> **AIM**
Search the records that follow and extract every line containing the string "market".

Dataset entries

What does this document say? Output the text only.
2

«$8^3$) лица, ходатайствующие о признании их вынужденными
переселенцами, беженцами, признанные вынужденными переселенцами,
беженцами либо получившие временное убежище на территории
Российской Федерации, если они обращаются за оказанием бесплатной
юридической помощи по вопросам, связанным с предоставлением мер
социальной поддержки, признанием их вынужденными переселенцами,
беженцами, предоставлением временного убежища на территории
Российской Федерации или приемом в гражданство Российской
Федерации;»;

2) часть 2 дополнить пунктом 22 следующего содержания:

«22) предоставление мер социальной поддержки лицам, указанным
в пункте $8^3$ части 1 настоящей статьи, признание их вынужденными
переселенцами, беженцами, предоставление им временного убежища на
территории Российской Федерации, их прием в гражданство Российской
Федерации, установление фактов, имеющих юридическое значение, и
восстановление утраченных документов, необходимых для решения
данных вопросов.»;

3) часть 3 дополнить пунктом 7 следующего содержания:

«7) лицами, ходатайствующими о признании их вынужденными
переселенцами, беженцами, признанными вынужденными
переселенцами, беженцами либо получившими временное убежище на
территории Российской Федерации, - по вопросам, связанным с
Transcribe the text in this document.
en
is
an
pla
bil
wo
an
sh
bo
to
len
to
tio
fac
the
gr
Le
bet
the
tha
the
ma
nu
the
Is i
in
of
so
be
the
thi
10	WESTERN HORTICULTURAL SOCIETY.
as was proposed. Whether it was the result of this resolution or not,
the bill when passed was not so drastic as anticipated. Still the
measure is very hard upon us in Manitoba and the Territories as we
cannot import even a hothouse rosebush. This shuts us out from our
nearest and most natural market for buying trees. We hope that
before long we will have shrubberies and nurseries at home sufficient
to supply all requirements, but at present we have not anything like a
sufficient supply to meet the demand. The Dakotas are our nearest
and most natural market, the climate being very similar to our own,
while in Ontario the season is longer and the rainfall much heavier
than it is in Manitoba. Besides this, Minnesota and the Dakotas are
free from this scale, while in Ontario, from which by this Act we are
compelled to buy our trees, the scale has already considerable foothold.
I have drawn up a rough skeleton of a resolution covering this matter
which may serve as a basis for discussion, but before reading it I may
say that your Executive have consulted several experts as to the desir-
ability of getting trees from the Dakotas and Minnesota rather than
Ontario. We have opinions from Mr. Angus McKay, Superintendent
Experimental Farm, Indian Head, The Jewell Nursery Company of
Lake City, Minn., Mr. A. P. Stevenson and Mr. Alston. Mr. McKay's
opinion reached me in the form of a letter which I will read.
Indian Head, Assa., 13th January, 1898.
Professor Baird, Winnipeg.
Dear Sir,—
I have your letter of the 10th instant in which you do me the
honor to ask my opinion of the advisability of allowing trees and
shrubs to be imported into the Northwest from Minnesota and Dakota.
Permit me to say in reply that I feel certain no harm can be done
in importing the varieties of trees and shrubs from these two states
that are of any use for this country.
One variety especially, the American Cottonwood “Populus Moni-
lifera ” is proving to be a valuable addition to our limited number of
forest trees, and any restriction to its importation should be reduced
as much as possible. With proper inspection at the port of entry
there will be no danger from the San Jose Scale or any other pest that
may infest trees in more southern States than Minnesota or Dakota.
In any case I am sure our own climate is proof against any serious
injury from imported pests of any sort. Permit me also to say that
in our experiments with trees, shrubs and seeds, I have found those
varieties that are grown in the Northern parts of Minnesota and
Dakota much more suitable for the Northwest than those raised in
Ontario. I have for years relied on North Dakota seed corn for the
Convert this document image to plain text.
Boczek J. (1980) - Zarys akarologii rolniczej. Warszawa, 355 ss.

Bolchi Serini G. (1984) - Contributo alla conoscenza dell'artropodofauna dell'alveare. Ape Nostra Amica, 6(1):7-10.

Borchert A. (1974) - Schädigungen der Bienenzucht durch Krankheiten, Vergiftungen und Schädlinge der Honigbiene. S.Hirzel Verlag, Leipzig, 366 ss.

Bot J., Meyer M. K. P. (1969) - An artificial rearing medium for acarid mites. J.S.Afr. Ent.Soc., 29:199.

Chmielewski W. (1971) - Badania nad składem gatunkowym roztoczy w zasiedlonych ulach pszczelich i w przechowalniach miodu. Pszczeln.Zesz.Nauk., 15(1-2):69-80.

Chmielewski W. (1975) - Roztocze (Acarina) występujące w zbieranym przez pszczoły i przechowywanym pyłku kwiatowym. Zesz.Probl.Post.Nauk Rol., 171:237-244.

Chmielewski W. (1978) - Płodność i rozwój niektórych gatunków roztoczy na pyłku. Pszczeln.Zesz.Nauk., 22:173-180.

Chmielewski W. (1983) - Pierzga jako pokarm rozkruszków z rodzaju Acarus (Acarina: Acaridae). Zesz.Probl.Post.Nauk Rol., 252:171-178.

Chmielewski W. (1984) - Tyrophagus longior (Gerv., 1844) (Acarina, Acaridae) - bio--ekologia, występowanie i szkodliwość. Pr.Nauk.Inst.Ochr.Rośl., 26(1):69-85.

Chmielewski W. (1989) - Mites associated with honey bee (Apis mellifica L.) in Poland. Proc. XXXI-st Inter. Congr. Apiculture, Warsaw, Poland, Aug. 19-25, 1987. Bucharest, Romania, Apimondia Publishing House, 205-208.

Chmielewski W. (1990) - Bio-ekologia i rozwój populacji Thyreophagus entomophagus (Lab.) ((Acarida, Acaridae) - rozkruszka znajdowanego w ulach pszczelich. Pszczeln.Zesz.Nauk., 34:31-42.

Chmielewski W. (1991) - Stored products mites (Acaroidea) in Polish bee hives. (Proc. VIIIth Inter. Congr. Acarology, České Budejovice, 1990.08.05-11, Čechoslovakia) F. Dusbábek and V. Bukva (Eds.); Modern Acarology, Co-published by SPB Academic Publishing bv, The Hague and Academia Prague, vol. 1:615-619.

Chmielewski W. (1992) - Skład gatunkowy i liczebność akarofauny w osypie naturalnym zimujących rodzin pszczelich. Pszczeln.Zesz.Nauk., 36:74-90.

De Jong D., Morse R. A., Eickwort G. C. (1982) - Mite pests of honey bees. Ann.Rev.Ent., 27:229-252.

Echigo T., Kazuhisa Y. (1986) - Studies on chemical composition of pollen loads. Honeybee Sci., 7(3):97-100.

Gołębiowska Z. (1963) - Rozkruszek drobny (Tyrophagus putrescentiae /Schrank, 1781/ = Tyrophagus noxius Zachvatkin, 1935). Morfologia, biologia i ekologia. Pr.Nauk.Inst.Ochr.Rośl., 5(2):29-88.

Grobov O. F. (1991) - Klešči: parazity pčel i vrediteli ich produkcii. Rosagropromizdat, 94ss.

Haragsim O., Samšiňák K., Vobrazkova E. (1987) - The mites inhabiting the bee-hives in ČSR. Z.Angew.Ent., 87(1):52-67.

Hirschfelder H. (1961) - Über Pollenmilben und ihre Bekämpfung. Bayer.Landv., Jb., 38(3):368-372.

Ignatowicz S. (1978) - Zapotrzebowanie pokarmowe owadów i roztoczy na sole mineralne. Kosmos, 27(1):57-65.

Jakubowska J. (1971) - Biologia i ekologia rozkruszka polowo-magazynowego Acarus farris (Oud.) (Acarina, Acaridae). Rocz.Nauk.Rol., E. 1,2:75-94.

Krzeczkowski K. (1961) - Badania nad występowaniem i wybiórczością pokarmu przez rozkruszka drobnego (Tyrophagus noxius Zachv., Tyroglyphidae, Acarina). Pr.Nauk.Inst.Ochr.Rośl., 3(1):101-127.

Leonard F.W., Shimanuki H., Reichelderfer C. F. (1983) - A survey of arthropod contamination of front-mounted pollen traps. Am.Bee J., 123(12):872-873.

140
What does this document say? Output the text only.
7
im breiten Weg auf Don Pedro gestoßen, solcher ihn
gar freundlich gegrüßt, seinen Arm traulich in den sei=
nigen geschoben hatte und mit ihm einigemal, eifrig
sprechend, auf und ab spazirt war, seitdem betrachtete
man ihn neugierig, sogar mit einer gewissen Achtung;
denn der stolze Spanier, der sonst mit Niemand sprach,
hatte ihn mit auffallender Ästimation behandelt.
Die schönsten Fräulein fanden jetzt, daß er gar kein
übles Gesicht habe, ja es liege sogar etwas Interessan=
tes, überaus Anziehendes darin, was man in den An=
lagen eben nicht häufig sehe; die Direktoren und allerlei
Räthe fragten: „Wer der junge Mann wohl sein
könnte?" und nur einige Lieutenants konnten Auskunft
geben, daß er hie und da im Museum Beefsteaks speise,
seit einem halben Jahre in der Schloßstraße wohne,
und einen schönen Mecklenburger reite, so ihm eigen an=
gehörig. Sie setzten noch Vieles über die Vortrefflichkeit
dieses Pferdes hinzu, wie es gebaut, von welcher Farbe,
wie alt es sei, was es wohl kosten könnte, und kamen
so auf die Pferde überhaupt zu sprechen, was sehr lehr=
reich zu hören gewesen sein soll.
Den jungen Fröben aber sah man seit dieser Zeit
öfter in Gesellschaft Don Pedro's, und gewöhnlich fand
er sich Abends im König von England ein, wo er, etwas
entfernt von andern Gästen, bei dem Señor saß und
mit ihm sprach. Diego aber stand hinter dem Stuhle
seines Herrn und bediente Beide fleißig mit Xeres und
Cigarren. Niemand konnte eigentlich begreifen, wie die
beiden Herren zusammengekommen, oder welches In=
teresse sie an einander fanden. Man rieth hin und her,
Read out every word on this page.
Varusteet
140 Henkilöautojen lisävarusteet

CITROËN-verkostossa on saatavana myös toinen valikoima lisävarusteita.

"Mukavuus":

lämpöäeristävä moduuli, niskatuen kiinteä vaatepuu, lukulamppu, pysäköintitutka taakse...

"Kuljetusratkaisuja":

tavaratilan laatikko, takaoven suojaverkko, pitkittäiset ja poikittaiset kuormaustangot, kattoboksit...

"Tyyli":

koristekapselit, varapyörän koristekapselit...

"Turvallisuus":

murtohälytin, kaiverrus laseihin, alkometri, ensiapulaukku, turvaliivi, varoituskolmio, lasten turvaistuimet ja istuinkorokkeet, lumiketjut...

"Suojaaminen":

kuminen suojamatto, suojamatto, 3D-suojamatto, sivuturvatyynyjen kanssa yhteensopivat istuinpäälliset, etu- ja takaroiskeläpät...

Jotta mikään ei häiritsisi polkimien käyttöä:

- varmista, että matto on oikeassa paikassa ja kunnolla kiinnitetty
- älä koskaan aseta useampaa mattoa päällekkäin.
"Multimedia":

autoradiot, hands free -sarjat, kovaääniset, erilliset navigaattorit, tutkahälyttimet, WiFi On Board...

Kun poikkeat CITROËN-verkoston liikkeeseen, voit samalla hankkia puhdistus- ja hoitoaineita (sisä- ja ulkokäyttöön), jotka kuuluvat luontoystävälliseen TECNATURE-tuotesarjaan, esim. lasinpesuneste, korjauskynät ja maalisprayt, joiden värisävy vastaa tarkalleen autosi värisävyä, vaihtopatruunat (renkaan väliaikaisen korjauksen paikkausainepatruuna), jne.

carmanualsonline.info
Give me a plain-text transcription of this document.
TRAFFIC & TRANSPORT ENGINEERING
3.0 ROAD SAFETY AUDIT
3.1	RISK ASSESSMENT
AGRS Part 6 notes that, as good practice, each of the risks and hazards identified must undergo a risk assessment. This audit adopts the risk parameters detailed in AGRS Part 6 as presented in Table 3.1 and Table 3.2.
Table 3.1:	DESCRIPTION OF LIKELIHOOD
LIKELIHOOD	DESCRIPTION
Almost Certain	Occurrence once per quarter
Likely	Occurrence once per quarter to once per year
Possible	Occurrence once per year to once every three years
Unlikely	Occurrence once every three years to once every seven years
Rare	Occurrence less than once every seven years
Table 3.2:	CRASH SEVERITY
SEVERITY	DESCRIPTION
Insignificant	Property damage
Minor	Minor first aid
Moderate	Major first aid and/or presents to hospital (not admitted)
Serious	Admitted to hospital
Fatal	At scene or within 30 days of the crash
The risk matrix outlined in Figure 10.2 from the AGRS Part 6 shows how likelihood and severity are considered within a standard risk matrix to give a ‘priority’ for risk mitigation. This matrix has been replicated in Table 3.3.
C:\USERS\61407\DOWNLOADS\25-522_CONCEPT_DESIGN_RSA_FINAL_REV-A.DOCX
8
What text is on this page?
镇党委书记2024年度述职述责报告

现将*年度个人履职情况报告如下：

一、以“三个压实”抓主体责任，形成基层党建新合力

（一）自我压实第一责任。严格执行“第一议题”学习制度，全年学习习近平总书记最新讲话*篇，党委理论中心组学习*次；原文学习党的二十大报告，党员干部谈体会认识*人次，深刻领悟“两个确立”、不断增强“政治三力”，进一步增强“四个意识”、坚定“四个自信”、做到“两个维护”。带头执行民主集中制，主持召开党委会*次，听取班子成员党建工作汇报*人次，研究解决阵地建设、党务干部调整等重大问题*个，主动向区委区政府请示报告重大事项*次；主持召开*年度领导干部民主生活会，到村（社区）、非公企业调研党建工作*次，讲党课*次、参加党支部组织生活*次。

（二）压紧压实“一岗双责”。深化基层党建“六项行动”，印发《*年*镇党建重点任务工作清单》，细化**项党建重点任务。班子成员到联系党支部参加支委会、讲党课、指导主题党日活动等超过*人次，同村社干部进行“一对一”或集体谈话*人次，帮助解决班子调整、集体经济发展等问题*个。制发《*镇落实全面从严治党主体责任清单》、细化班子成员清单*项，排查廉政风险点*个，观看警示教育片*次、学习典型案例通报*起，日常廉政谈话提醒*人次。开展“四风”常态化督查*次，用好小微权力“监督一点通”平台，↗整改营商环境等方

> **ANSWER TO THE TASK**
nearest and most natural market for buying trees. We hope that
and most natural market, the climate being very similar to our own,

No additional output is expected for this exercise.